Where a line in the listing contains the string "more", copy that line out.

Items from a data source

****************************************

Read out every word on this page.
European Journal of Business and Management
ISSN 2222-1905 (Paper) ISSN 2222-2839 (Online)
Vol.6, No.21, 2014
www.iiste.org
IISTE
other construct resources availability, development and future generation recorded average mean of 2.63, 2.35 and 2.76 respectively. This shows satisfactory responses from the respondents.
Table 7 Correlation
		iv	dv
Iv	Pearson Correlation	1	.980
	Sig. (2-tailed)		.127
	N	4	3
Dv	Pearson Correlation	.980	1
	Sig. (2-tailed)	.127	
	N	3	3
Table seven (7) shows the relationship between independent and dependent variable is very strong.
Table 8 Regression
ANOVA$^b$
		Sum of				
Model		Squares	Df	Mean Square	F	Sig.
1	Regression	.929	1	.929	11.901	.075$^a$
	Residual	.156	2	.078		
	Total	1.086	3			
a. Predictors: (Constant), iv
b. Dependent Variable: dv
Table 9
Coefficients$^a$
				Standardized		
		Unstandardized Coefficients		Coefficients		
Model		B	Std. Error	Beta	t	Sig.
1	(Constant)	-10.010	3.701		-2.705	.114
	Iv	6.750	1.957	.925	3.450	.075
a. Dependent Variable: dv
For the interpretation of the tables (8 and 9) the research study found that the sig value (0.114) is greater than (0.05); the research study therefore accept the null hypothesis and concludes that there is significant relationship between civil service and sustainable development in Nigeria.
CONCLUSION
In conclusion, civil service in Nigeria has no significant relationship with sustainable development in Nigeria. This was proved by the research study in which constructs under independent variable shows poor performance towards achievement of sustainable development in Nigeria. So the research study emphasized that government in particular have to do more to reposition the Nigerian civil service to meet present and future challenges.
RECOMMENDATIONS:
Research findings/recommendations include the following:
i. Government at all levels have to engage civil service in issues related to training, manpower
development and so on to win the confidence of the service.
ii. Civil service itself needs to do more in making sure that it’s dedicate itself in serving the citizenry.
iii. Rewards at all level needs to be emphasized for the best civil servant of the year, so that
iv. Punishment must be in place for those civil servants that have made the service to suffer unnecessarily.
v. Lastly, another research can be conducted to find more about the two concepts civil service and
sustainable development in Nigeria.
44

****************************************

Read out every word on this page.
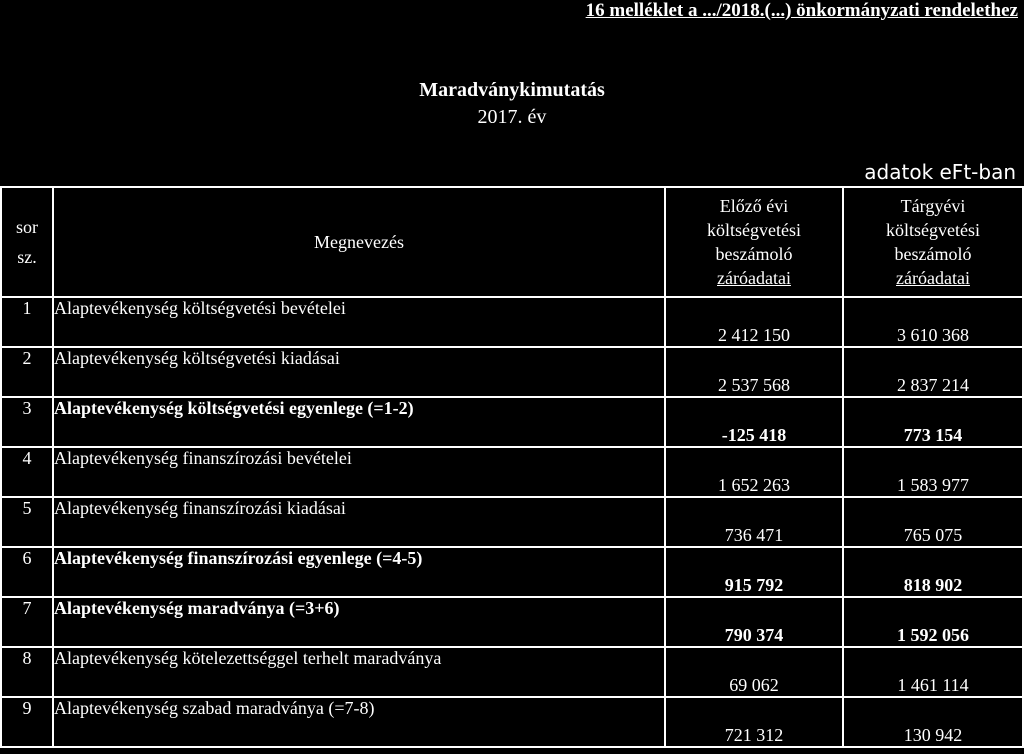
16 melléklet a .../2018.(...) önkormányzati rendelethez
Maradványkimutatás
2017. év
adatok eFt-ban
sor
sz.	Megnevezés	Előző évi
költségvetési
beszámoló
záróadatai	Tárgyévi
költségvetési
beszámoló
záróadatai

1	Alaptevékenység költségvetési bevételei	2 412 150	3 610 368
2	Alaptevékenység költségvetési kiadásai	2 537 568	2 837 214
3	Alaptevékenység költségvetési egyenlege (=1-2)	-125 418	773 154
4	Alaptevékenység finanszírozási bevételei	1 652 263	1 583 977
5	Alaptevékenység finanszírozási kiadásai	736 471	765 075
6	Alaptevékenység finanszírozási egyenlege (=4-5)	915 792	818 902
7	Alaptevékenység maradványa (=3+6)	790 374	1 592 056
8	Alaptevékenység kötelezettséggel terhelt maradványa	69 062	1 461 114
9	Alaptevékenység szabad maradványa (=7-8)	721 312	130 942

****************************************

Response ▸
In conclusion, civil service in Nigeria has no significant relationship with sustainable development in Nigeria. This was proved by the research study in which constructs under independent variable shows poor performance towards achievement of sustainable development in Nigeria. So the research study emphasized that government in particular have to do more to reposition the Nigerian civil service to meet present and future challenges.
ii. Civil service itself needs to do more in making sure that it’s dedicate itself in serving the citizenry.
v. Lastly, another research can be conducted to find more about the two concepts civil service and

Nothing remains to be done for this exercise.